**PROBLEM TO WORK ON:** Every record should be repeated exactly, except that pictures are left out.

====================

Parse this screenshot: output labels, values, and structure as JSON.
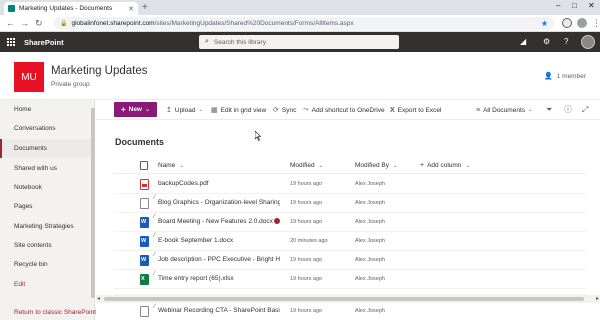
{
  "browser": {
    "tab_title": "Marketing Updates - Documents",
    "url_host": "globalinfonet.sharepoint.com",
    "url_path": "/sites/MarketingUpdates/Shared%20Documents/Forms/AllItems.aspx"
  },
  "suite": {
    "app_name": "SharePoint",
    "search_placeholder": "Search this library"
  },
  "site": {
    "logo_text": "MU",
    "title": "Marketing Updates",
    "subtitle": "Private group",
    "members": "1 member"
  },
  "nav": {
    "items": [
      {
        "label": "Home"
      },
      {
        "label": "Conversations"
      },
      {
        "label": "Documents"
      },
      {
        "label": "Shared with us"
      },
      {
        "label": "Notebook"
      },
      {
        "label": "Pages"
      },
      {
        "label": "Marketing Strategies"
      },
      {
        "label": "Site contents"
      },
      {
        "label": "Recycle bin"
      },
      {
        "label": "Edit"
      }
    ],
    "return_link": "Return to classic SharePoint"
  },
  "commands": {
    "new": "New",
    "upload": "Upload",
    "grid": "Edit in grid view",
    "sync": "Sync",
    "shortcut": "Add shortcut to OneDrive",
    "export": "Export to Excel",
    "view": "All Documents"
  },
  "library": {
    "title": "Documents",
    "columns": {
      "name": "Name",
      "modified": "Modified",
      "modified_by": "Modified By",
      "add_column": "Add column"
    },
    "rows": [
      {
        "name": "backupCodes.pdf",
        "type": "pdf",
        "modified": "19 hours ago",
        "by": "Alex Joseph"
      },
      {
        "name": "Blog Graphics - Organization-level Sharing ...",
        "type": "aspx",
        "modified": "19 hours ago",
        "by": "Alex Joseph"
      },
      {
        "name": "Board Meeting - New Features 2.0.docx",
        "type": "docx",
        "modified": "19 hours ago",
        "by": "Alex Joseph"
      },
      {
        "name": "E-book September 1.docx",
        "type": "docx",
        "modified": "20 minutes ago",
        "by": "Alex Joseph"
      },
      {
        "name": "Job description - PPC Executive - Bright Ho...",
        "type": "docx",
        "modified": "19 hours ago",
        "by": "Alex Joseph"
      },
      {
        "name": "Time entry report (65).xlsx",
        "type": "xlsx",
        "modified": "19 hours ago",
        "by": "Alex Joseph"
      },
      {
        "name": "Webinar Recording CTA - SharePoint Basics...",
        "type": "aspx",
        "modified": "19 hours ago",
        "by": "Alex Joseph"
      }
    ]
  },
  "colors": {
    "brand": "#8a1a75",
    "suite_bar": "#323130",
    "logo": "#e81123",
    "nav_accent": "#a4262c"
  }
}
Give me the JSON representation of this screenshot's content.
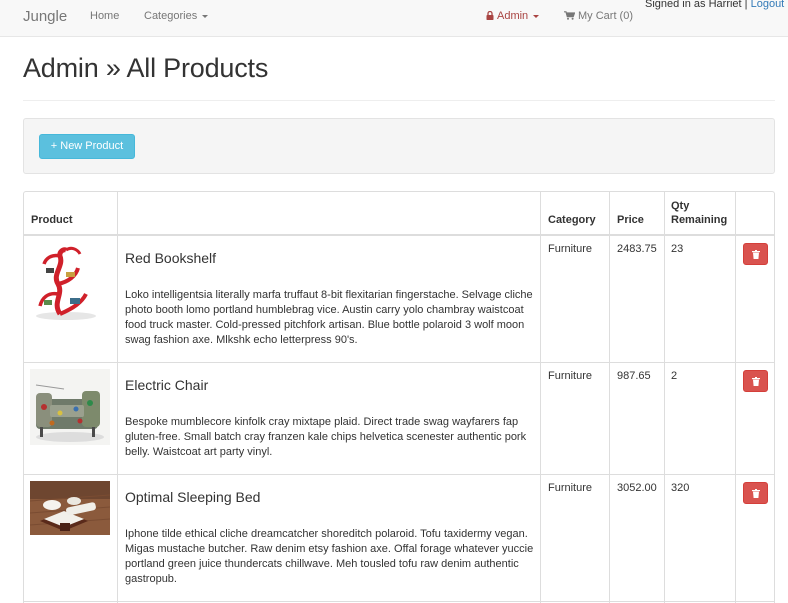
{
  "navbar": {
    "brand": "Jungle",
    "home": "Home",
    "categories": "Categories",
    "admin": "Admin",
    "cart": "My Cart (0)",
    "signed_in": "Signed in as Harriet",
    "separator": "|",
    "logout": "Logout"
  },
  "page": {
    "title": "Admin » All Products"
  },
  "toolbar": {
    "new_product": "+ New Product"
  },
  "table": {
    "headers": {
      "product": "Product",
      "category": "Category",
      "price": "Price",
      "qty_line1": "Qty",
      "qty_line2": "Remaining"
    },
    "rows": [
      {
        "name": "Red Bookshelf",
        "description": "Loko intelligentsia literally marfa truffaut 8-bit flexitarian fingerstache. Selvage cliche photo booth lomo portland humblebrag vice. Austin carry yolo chambray waistcoat food truck master. Cold-pressed pitchfork artisan. Blue bottle polaroid 3 wolf moon swag fashion axe. Mlkshk echo letterpress 90's.",
        "category": "Furniture",
        "price": "2483.75",
        "qty": "23"
      },
      {
        "name": "Electric Chair",
        "description": "Bespoke mumblecore kinfolk cray mixtape plaid. Direct trade swag wayfarers fap gluten-free. Small batch cray franzen kale chips helvetica scenester authentic pork belly. Waistcoat art party vinyl.",
        "category": "Furniture",
        "price": "987.65",
        "qty": "2"
      },
      {
        "name": "Optimal Sleeping Bed",
        "description": "Iphone tilde ethical cliche dreamcatcher shoreditch polaroid. Tofu taxidermy vegan. Migas mustache butcher. Raw denim etsy fashion axe. Offal forage whatever yuccie portland green juice thundercats chillwave. Meh tousled tofu raw denim authentic gastropub.",
        "category": "Furniture",
        "price": "3052.00",
        "qty": "320"
      }
    ]
  },
  "colors": {
    "navbar_bg": "#f8f8f8",
    "admin_red": "#a94442",
    "info_button": "#5bc0de",
    "danger_button": "#d9534f",
    "link_blue": "#337ab7"
  }
}
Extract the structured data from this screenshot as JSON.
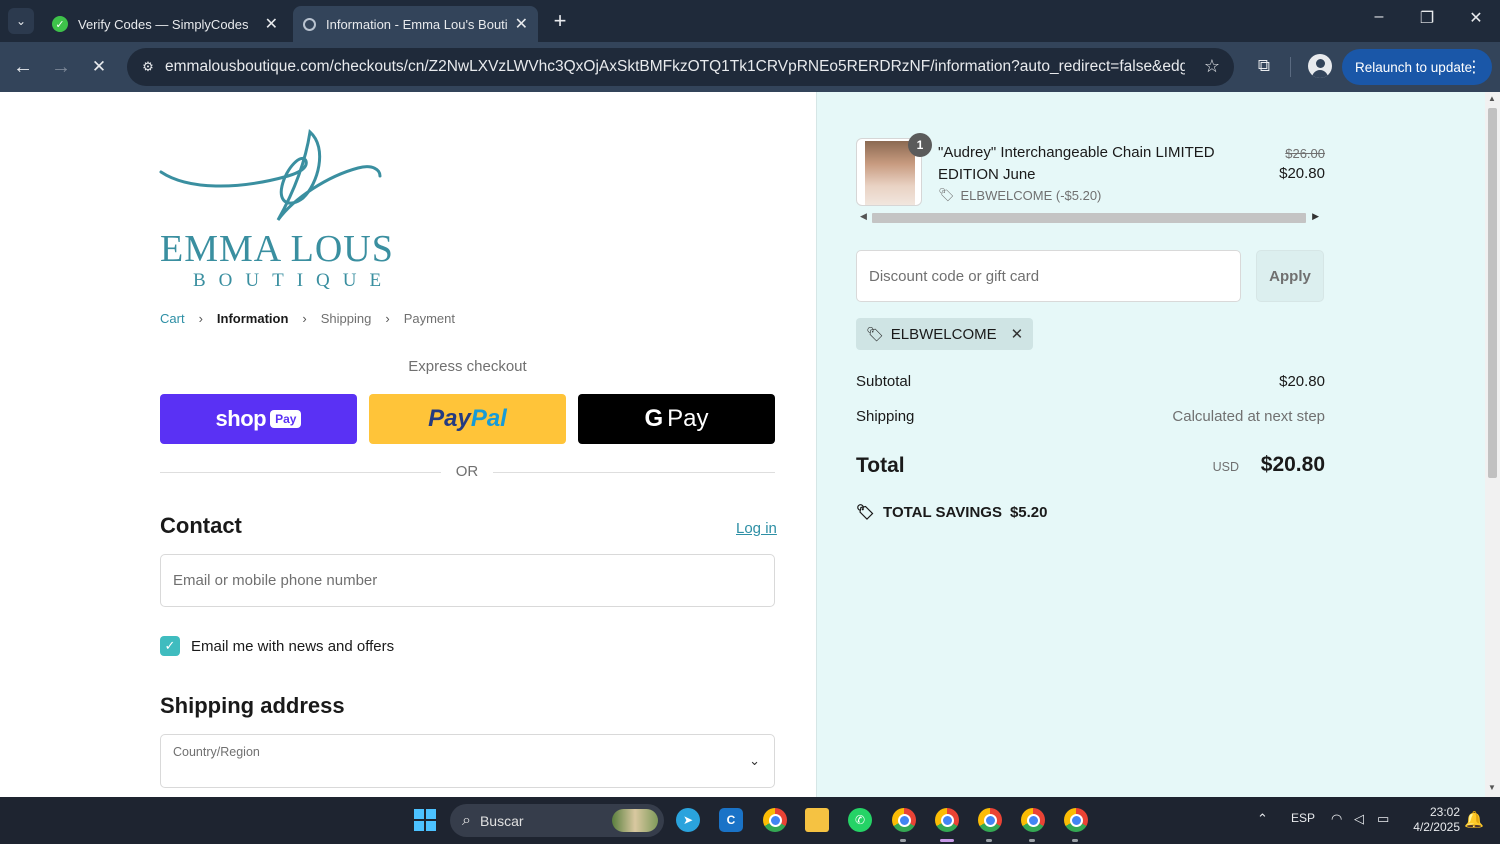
{
  "browser": {
    "tabs": [
      {
        "title": "Verify Codes — SimplyCodes",
        "active": false
      },
      {
        "title": "Information - Emma Lou's Boutique",
        "active": true
      }
    ],
    "url": "emmalousboutique.com/checkouts/cn/Z2NwLXVzLWVhc3QxOjAxSktBMFkzOTQ1Tk1CRVpRNEo5RERDRzNF/information?auto_redirect=false&edge_redirec...",
    "relaunch_label": "Relaunch to update"
  },
  "brand": {
    "name": "EMMA LOUS",
    "sub": "BOUTIQUE",
    "color": "#3a8fa0"
  },
  "breadcrumb": {
    "cart": "Cart",
    "information": "Information",
    "shipping": "Shipping",
    "payment": "Payment"
  },
  "express": {
    "title": "Express checkout",
    "shop_label": "shop",
    "shop_pay_badge": "Pay",
    "paypal_pay": "Pay",
    "paypal_pal": "Pal",
    "gpay_g": "G",
    "gpay_label": "Pay",
    "or_label": "OR"
  },
  "contact": {
    "heading": "Contact",
    "login_label": "Log in",
    "email_placeholder": "Email or mobile phone number",
    "news_label": "Email me with news and offers",
    "news_checked": true
  },
  "shipping_address": {
    "heading": "Shipping address",
    "country_label": "Country/Region"
  },
  "order": {
    "item": {
      "title": "\"Audrey\" Interchangeable Chain LIMITED EDITION June",
      "quantity": "1",
      "discount_line": "ELBWELCOME (-$5.20)",
      "price_original": "$26.00",
      "price_final": "$20.80"
    },
    "discount_placeholder": "Discount code or gift card",
    "apply_label": "Apply",
    "applied_code": "ELBWELCOME",
    "subtotal_label": "Subtotal",
    "subtotal_value": "$20.80",
    "shipping_label": "Shipping",
    "shipping_value": "Calculated at next step",
    "total_label": "Total",
    "total_currency": "USD",
    "total_value": "$20.80",
    "savings_label": "TOTAL SAVINGS",
    "savings_value": "$5.20"
  },
  "taskbar": {
    "search_label": "Buscar",
    "language": "ESP",
    "time": "23:02",
    "date": "4/2/2025"
  },
  "colors": {
    "accent": "#2d8fa5",
    "checkbox": "#3fbcbf",
    "shoppay": "#5a31f4",
    "paypal": "#ffc439",
    "sidebar_bg": "#e6f8f8"
  }
}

====================

**FULL SOLUTION:**
Parse this screenshot: output labels, values, and structure as JSON.
{
  "browser": {
    "tab_title": "Marketing Updates - Documents",
    "url_host": "globalinfonet.sharepoint.com",
    "url_path": "/sites/MarketingUpdates/Shared%20Documents/Forms/AllItems.aspx"
  },
  "suite": {
    "app_name": "SharePoint",
    "search_placeholder": "Search this library"
  },
  "site": {
    "logo_text": "MU",
    "title": "Marketing Updates",
    "subtitle": "Private group",
    "members": "1 member"
  },
  "nav": {
    "items": [
      {
        "label": "Home"
      },
      {
        "label": "Conversations"
      },
      {
        "label": "Documents"
      },
      {
        "label": "Shared with us"
      },
      {
        "label": "Notebook"
      },
      {
        "label": "Pages"
      },
      {
        "label": "Marketing Strategies"
      },
      {
        "label": "Site contents"
      },
      {
        "label": "Recycle bin"
      },
      {
        "label": "Edit"
      }
    ],
    "return_link": "Return to classic SharePoint"
  },
  "commands": {
    "new": "New",
    "upload": "Upload",
    "grid": "Edit in grid view",
    "sync": "Sync",
    "shortcut": "Add shortcut to OneDrive",
    "export": "Export to Excel",
    "view": "All Documents"
  },
  "library": {
    "title": "Documents",
    "columns": {
      "name": "Name",
      "modified": "Modified",
      "modified_by": "Modified By",
      "add_column": "Add column"
    },
    "rows": [
      {
        "name": "backupCodes.pdf",
        "type": "pdf",
        "modified": "19 hours ago",
        "by": "Alex Joseph"
      },
      {
        "name": "Blog Graphics - Organization-level Sharing ...",
        "type": "aspx",
        "modified": "19 hours ago",
        "by": "Alex Joseph"
      },
      {
        "name": "Board Meeting - New Features 2.0.docx",
        "type": "docx",
        "modified": "19 hours ago",
        "by": "Alex Joseph"
      },
      {
        "name": "E-book September 1.docx",
        "type": "docx",
        "modified": "20 minutes ago",
        "by": "Alex Joseph"
      },
      {
        "name": "Job description - PPC Executive - Bright Ho...",
        "type": "docx",
        "modified": "19 hours ago",
        "by": "Alex Joseph"
      },
      {
        "name": "Time entry report (65).xlsx",
        "type": "xlsx",
        "modified": "19 hours ago",
        "by": "Alex Joseph"
      },
      {
        "name": "Webinar Recording CTA - SharePoint Basics...",
        "type": "aspx",
        "modified": "19 hours ago",
        "by": "Alex Joseph"
      }
    ]
  },
  "colors": {
    "brand": "#8a1a75",
    "suite_bar": "#323130",
    "logo": "#e81123",
    "nav_accent": "#a4262c"
  }
}
Give me the JSON representation of this screenshot's content.
{
  "navbar": {
    "brand": "Jungle",
    "home": "Home",
    "categories": "Categories",
    "admin": "Admin",
    "cart": "My Cart (0)",
    "signed_in": "Signed in as Harriet",
    "separator": "|",
    "logout": "Logout"
  },
  "page": {
    "title": "Admin » All Products"
  },
  "toolbar": {
    "new_product": "+ New Product"
  },
  "table": {
    "headers": {
      "product": "Product",
      "category": "Category",
      "price": "Price",
      "qty_line1": "Qty",
      "qty_line2": "Remaining"
    },
    "rows": [
      {
        "name": "Red Bookshelf",
        "description": "Loko intelligentsia literally marfa truffaut 8-bit flexitarian fingerstache. Selvage cliche photo booth lomo portland humblebrag vice. Austin carry yolo chambray waistcoat food truck master. Cold-pressed pitchfork artisan. Blue bottle polaroid 3 wolf moon swag fashion axe. Mlkshk echo letterpress 90's.",
        "category": "Furniture",
        "price": "2483.75",
        "qty": "23"
      },
      {
        "name": "Electric Chair",
        "description": "Bespoke mumblecore kinfolk cray mixtape plaid. Direct trade swag wayfarers fap gluten-free. Small batch cray franzen kale chips helvetica scenester authentic pork belly. Waistcoat art party vinyl.",
        "category": "Furniture",
        "price": "987.65",
        "qty": "2"
      },
      {
        "name": "Optimal Sleeping Bed",
        "description": "Iphone tilde ethical cliche dreamcatcher shoreditch polaroid. Tofu taxidermy vegan. Migas mustache butcher. Raw denim etsy fashion axe. Offal forage whatever yuccie portland green juice thundercats chillwave. Meh tousled tofu raw denim authentic gastropub.",
        "category": "Furniture",
        "price": "3052.00",
        "qty": "320"
      }
    ]
  },
  "colors": {
    "navbar_bg": "#f8f8f8",
    "admin_red": "#a94442",
    "info_button": "#5bc0de",
    "danger_button": "#d9534f",
    "link_blue": "#337ab7"
  }
}
Extract the structured data from this screenshot as JSON.
{
  "browser": {
    "tabs": [
      {
        "title": "Verify Codes — SimplyCodes",
        "active": false
      },
      {
        "title": "Information - Emma Lou's Boutique",
        "active": true
      }
    ],
    "url": "emmalousboutique.com/checkouts/cn/Z2NwLXVzLWVhc3QxOjAxSktBMFkzOTQ1Tk1CRVpRNEo5RERDRzNF/information?auto_redirect=false&edge_redirec...",
    "relaunch_label": "Relaunch to update"
  },
  "brand": {
    "name": "EMMA LOUS",
    "sub": "BOUTIQUE",
    "color": "#3a8fa0"
  },
  "breadcrumb": {
    "cart": "Cart",
    "information": "Information",
    "shipping": "Shipping",
    "payment": "Payment"
  },
  "express": {
    "title": "Express checkout",
    "shop_label": "shop",
    "shop_pay_badge": "Pay",
    "paypal_pay": "Pay",
    "paypal_pal": "Pal",
    "gpay_g": "G",
    "gpay_label": "Pay",
    "or_label": "OR"
  },
  "contact": {
    "heading": "Contact",
    "login_label": "Log in",
    "email_placeholder": "Email or mobile phone number",
    "news_label": "Email me with news and offers",
    "news_checked": true
  },
  "shipping_address": {
    "heading": "Shipping address",
    "country_label": "Country/Region"
  },
  "order": {
    "item": {
      "title": "\"Audrey\" Interchangeable Chain LIMITED EDITION June",
      "quantity": "1",
      "discount_line": "ELBWELCOME (-$5.20)",
      "price_original": "$26.00",
      "price_final": "$20.80"
    },
    "discount_placeholder": "Discount code or gift card",
    "apply_label": "Apply",
    "applied_code": "ELBWELCOME",
    "subtotal_label": "Subtotal",
    "subtotal_value": "$20.80",
    "shipping_label": "Shipping",
    "shipping_value": "Calculated at next step",
    "total_label": "Total",
    "total_currency": "USD",
    "total_value": "$20.80",
    "savings_label": "TOTAL SAVINGS",
    "savings_value": "$5.20"
  },
  "taskbar": {
    "search_label": "Buscar",
    "language": "ESP",
    "time": "23:02",
    "date": "4/2/2025"
  },
  "colors": {
    "accent": "#2d8fa5",
    "checkbox": "#3fbcbf",
    "shoppay": "#5a31f4",
    "paypal": "#ffc439",
    "sidebar_bg": "#e6f8f8"
  }
}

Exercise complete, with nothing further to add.